*Task requirements:*
Gather every line of the rows below that contains the string "preview", matching case exactly.
· · · ·
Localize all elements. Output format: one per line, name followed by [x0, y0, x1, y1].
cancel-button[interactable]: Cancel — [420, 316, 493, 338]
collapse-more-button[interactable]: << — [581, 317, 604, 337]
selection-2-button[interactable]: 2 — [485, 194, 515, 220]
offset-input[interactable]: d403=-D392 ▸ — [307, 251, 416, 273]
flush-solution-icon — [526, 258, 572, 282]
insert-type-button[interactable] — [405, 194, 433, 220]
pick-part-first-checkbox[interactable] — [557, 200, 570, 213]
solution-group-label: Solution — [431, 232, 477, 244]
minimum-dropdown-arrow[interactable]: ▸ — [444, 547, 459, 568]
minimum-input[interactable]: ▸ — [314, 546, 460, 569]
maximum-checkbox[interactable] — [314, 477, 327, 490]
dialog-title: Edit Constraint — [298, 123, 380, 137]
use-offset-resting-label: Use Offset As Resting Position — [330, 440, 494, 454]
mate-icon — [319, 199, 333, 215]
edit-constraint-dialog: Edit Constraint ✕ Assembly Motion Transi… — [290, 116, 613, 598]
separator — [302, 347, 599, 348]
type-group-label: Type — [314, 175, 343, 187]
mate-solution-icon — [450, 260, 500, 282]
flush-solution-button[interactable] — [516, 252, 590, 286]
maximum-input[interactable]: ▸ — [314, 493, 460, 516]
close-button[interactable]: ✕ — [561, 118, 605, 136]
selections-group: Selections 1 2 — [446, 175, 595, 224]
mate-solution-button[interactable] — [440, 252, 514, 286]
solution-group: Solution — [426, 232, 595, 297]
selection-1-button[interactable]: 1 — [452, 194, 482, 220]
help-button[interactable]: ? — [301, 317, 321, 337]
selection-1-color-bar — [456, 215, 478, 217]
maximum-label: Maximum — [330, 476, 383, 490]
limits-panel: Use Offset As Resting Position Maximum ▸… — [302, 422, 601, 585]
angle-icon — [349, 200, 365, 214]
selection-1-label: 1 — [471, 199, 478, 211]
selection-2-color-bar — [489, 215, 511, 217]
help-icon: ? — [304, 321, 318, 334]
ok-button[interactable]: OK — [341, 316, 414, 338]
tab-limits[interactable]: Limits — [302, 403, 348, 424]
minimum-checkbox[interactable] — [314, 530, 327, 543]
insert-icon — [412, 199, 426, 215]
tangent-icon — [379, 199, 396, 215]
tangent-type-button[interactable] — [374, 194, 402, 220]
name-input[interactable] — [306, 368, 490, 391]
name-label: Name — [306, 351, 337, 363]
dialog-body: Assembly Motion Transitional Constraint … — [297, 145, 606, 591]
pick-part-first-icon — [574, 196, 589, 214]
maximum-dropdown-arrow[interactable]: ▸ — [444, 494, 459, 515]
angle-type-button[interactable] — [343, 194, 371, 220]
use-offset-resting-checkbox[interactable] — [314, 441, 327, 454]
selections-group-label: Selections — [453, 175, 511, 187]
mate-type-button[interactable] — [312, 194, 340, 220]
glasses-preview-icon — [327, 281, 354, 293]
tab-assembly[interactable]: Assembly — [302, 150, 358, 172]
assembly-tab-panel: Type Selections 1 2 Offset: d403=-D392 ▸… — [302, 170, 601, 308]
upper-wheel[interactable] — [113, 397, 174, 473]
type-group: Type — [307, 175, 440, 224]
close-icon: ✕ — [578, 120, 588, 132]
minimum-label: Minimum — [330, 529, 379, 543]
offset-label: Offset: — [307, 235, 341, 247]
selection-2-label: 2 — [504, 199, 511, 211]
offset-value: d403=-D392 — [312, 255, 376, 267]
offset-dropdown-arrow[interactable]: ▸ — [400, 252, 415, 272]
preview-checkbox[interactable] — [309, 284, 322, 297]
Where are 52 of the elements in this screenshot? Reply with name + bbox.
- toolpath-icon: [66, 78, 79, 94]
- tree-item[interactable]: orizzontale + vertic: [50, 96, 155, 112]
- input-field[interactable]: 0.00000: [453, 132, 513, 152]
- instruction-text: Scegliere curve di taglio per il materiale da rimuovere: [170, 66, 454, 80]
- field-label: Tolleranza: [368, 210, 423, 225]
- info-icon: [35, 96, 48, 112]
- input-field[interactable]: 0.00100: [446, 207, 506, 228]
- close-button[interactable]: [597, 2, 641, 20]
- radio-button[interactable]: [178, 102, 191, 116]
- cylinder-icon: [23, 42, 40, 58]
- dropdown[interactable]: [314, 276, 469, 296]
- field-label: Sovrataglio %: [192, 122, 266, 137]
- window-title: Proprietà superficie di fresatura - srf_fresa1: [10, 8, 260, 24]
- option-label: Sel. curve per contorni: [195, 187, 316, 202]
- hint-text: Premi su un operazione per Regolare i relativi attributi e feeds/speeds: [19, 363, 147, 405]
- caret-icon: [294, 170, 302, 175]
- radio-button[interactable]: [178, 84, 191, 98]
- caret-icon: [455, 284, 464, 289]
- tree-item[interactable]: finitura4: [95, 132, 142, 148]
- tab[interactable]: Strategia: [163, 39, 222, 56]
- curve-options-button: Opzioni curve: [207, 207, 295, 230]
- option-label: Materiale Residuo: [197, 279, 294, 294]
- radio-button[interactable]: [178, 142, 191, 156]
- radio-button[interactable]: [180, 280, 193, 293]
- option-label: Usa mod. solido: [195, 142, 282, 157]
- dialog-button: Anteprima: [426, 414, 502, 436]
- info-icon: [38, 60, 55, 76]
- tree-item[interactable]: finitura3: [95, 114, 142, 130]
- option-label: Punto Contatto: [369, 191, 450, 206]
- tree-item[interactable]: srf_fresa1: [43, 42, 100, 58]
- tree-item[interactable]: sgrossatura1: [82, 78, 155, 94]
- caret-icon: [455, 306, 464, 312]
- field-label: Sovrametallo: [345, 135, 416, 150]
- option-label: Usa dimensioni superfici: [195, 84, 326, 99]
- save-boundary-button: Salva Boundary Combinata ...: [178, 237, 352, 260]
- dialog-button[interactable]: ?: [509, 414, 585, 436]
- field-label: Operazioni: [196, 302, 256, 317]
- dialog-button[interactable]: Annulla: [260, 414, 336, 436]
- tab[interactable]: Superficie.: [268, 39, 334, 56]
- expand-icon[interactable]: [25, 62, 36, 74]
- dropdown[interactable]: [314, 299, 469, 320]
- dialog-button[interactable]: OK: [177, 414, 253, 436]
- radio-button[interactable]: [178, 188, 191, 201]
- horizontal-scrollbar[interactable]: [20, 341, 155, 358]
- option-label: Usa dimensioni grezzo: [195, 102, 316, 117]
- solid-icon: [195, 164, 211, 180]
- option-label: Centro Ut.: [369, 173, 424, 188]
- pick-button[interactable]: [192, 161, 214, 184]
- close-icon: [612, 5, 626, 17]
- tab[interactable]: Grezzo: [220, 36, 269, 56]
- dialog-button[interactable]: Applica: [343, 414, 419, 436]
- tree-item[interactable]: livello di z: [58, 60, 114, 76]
· · · ·
*Exercise answer:*
glasses-preview-icon — [327, 281, 354, 293]
preview-checkbox[interactable] — [309, 284, 322, 297]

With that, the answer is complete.